(Beginning of Record excerpts)

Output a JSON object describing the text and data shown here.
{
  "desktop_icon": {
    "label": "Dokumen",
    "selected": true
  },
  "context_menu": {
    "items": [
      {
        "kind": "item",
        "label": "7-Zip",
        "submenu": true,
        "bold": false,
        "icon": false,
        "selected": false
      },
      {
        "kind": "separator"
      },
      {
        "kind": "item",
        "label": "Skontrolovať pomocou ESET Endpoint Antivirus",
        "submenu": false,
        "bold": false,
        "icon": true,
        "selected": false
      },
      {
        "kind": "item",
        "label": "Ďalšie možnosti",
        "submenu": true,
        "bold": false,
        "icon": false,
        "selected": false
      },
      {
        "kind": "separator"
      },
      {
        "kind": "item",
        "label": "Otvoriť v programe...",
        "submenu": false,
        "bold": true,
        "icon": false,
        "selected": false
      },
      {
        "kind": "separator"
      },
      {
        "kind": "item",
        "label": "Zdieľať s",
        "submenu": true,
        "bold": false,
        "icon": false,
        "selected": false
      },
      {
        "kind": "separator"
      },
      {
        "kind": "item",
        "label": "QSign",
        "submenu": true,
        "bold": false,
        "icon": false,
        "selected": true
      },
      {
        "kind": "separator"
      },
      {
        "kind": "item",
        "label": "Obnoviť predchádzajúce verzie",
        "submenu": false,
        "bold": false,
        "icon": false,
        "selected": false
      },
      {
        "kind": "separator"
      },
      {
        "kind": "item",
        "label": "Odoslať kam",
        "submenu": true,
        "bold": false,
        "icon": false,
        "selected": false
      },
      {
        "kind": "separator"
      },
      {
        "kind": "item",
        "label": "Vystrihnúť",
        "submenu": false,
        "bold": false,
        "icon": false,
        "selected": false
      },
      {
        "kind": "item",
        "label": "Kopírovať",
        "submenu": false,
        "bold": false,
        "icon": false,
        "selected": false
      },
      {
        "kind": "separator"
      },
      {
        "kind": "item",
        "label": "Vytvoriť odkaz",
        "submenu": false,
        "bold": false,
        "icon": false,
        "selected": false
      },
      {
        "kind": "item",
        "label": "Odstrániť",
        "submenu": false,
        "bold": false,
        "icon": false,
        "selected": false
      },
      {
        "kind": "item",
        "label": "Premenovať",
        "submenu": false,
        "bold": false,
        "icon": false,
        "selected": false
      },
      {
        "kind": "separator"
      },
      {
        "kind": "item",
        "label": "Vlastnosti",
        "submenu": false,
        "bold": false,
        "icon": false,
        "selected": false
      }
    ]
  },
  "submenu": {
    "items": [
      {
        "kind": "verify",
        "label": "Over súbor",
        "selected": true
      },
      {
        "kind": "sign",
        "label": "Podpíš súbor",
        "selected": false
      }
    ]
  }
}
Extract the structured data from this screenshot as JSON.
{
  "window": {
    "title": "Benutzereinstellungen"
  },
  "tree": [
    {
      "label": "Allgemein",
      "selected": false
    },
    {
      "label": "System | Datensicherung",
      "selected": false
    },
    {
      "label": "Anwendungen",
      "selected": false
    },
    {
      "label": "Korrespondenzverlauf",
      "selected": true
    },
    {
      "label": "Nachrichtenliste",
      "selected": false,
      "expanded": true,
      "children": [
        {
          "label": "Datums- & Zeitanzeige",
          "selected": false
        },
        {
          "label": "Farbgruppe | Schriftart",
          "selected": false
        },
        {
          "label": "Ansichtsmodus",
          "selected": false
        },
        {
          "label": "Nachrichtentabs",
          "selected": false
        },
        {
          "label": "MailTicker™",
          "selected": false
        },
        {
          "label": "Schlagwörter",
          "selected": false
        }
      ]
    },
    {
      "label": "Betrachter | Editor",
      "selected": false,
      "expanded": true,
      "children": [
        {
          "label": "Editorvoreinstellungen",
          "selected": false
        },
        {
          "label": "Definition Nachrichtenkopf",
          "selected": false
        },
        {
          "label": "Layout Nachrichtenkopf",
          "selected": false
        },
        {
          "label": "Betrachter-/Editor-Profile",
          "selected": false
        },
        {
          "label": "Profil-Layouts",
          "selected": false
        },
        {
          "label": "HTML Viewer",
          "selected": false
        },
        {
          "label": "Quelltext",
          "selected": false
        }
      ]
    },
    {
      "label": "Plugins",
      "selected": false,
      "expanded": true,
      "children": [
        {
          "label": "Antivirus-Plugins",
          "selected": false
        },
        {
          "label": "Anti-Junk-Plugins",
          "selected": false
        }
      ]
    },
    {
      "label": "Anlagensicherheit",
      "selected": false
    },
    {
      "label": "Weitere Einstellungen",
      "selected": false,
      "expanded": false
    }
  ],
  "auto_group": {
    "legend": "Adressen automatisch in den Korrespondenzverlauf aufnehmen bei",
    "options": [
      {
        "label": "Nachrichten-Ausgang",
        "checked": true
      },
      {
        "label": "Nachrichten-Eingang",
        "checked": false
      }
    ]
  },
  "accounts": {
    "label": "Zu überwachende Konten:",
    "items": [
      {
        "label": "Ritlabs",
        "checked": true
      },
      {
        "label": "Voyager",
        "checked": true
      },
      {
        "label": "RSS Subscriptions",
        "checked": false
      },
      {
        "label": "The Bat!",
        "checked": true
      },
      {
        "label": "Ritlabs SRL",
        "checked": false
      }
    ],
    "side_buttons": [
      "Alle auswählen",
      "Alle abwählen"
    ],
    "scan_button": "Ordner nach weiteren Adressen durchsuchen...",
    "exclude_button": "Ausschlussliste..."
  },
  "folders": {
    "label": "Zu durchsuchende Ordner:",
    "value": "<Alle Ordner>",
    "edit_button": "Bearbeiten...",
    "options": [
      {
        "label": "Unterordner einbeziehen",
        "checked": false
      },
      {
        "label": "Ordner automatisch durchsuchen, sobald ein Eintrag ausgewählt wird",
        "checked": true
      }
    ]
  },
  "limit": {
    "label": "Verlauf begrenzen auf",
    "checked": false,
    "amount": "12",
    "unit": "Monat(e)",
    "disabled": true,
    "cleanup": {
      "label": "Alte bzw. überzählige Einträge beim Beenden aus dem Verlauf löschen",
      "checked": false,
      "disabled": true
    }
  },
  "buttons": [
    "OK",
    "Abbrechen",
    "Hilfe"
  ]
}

(End of Record excerpts)

#### Exercise details
Look through the records for the string "Betrachter". Copy every line that has it.

#### Exercise solution
      "label": "Betrachter | Editor",
          "label": "Betrachter-/Editor-Profile",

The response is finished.